■ Stored entries
============

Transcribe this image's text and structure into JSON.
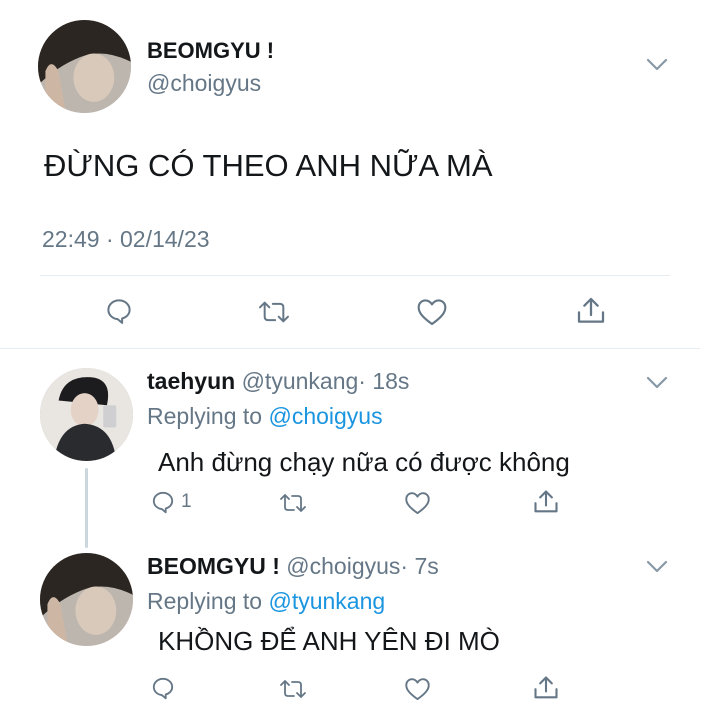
{
  "main_tweet": {
    "display_name": "BEOMGYU !",
    "handle": "@choigyus",
    "text": "ĐỪNG CÓ THEO ANH NỮA MÀ",
    "timestamp": "22:49 · 02/14/23",
    "actions": [
      "reply-icon",
      "retweet-icon",
      "like-icon",
      "share-icon"
    ]
  },
  "replies": [
    {
      "display_name": "taehyun",
      "handle": "@tyunkang",
      "time": "· 18s",
      "replying_label": "Replying to",
      "replying_to": "@choigyus",
      "text": "Anh đừng chạy nữa có được không",
      "reply_count": "1"
    },
    {
      "display_name": "BEOMGYU !",
      "handle": "@choigyus",
      "time": "· 7s",
      "replying_label": "Replying to",
      "replying_to": "@tyunkang",
      "text": "KHỒNG ĐỂ ANH YÊN ĐI MÒ"
    }
  ],
  "colors": {
    "icon_gray": "#657786",
    "link_blue": "#1b95e0",
    "divider": "#e6ecf0"
  }
}
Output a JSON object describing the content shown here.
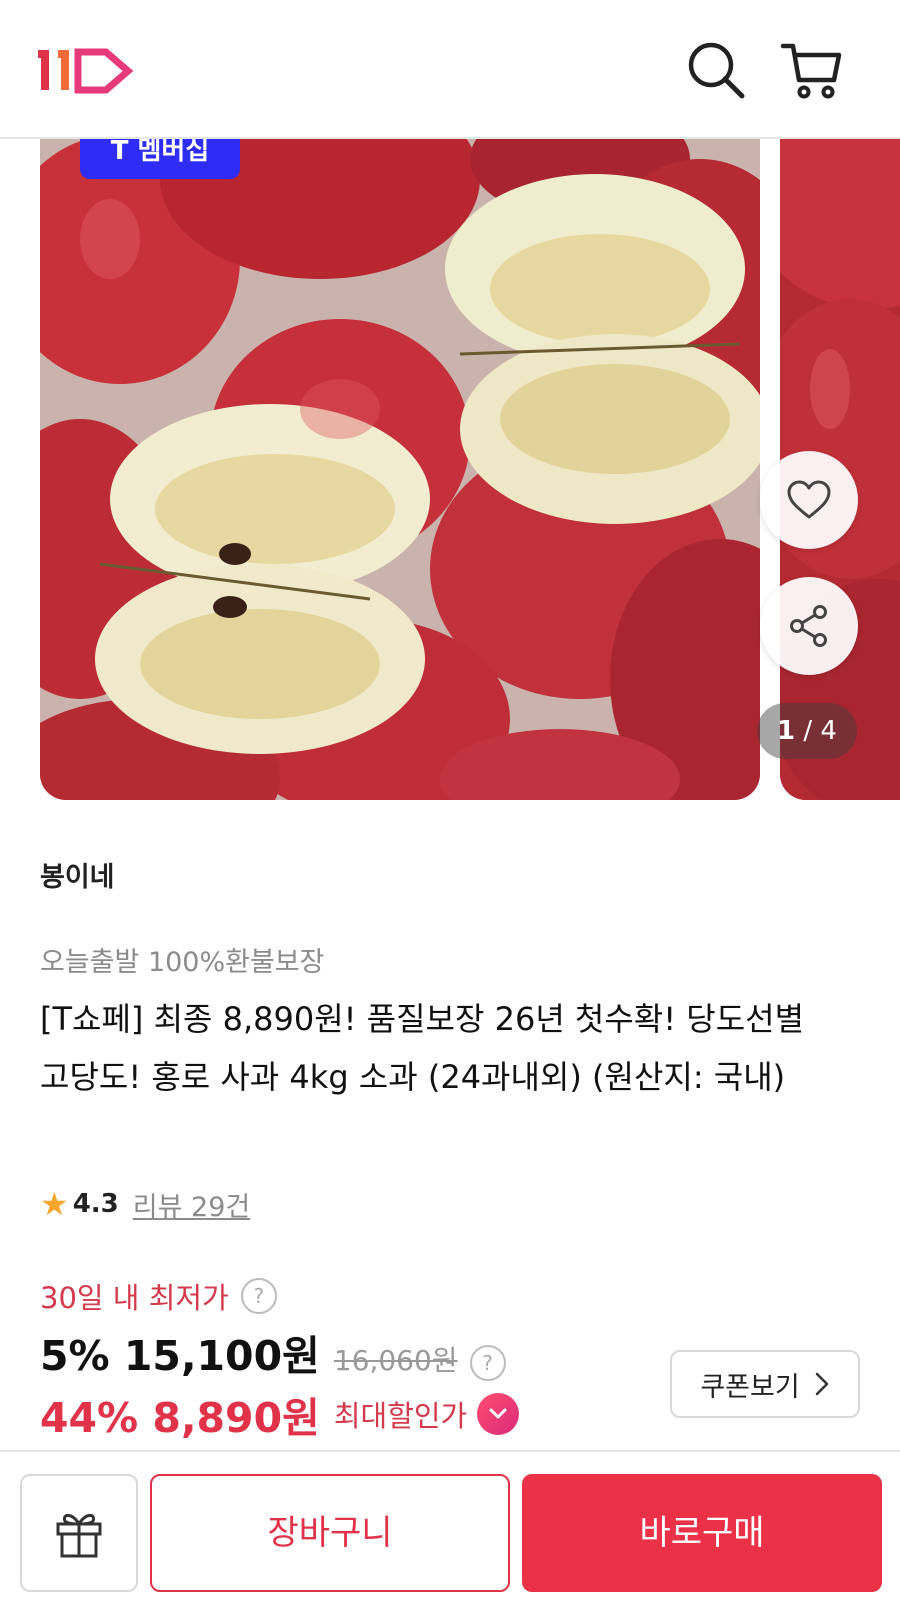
{
  "header": {
    "logo_alt": "11번가",
    "search_icon": "search-icon",
    "cart_icon": "cart-icon",
    "brand_color": "#e0334a"
  },
  "gallery": {
    "badge": "T 멤버십",
    "page_current": "1",
    "page_total": "4",
    "page_separator": " / ",
    "like_icon": "heart-outline-icon",
    "share_icon": "share-icon"
  },
  "product": {
    "seller": "봉이네",
    "tagline": "오늘출발 100%환불보장",
    "title": "[T쇼페] 최종 8,890원! 품질보장 26년 첫수확! 당도선별 고당도! 홍로 사과 4kg 소과 (24과내외) (원산지: 국내)",
    "rating": "4.3",
    "review_link": "리뷰 29건"
  },
  "pricing": {
    "lowest_label": "30일 내 최저가",
    "help_icon": "?",
    "discount1": "5% 15,100원",
    "original_price": "16,060원",
    "final_price": "44% 8,890원",
    "max_discount_label": "최대할인가",
    "coupon_button": "쿠폰보기"
  },
  "bottom_bar": {
    "gift_icon": "gift-icon",
    "cart_button": "장바구니",
    "buy_button": "바로구매",
    "accent_color": "#ea3147"
  }
}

============

■ GIVEN TASK
All entries must be written out again exactly as given, with no pictures in the copy.

■ EXERCISE RESPONSE
Transcribe this image's text and structure into JSON.
{
  "main_tweet": {
    "display_name": "BEOMGYU !",
    "handle": "@choigyus",
    "text": "ĐỪNG CÓ THEO ANH NỮA MÀ",
    "timestamp": "22:49 · 02/14/23",
    "actions": [
      "reply-icon",
      "retweet-icon",
      "like-icon",
      "share-icon"
    ]
  },
  "replies": [
    {
      "display_name": "taehyun",
      "handle": "@tyunkang",
      "time": "· 18s",
      "replying_label": "Replying to",
      "replying_to": "@choigyus",
      "text": "Anh đừng chạy nữa có được không",
      "reply_count": "1"
    },
    {
      "display_name": "BEOMGYU !",
      "handle": "@choigyus",
      "time": "· 7s",
      "replying_label": "Replying to",
      "replying_to": "@tyunkang",
      "text": "KHỒNG ĐỂ ANH YÊN ĐI MÒ"
    }
  ],
  "colors": {
    "icon_gray": "#657786",
    "link_blue": "#1b95e0",
    "divider": "#e6ecf0"
  }
}
Output a JSON object describing the content shown here.
{
  "header": {
    "logo_alt": "11번가",
    "search_icon": "search-icon",
    "cart_icon": "cart-icon",
    "brand_color": "#e0334a"
  },
  "gallery": {
    "badge": "T 멤버십",
    "page_current": "1",
    "page_total": "4",
    "page_separator": " / ",
    "like_icon": "heart-outline-icon",
    "share_icon": "share-icon"
  },
  "product": {
    "seller": "봉이네",
    "tagline": "오늘출발 100%환불보장",
    "title": "[T쇼페] 최종 8,890원! 품질보장 26년 첫수확! 당도선별 고당도! 홍로 사과 4kg 소과 (24과내외) (원산지: 국내)",
    "rating": "4.3",
    "review_link": "리뷰 29건"
  },
  "pricing": {
    "lowest_label": "30일 내 최저가",
    "help_icon": "?",
    "discount1": "5% 15,100원",
    "original_price": "16,060원",
    "final_price": "44% 8,890원",
    "max_discount_label": "최대할인가",
    "coupon_button": "쿠폰보기"
  },
  "bottom_bar": {
    "gift_icon": "gift-icon",
    "cart_button": "장바구니",
    "buy_button": "바로구매",
    "accent_color": "#ea3147"
  }
}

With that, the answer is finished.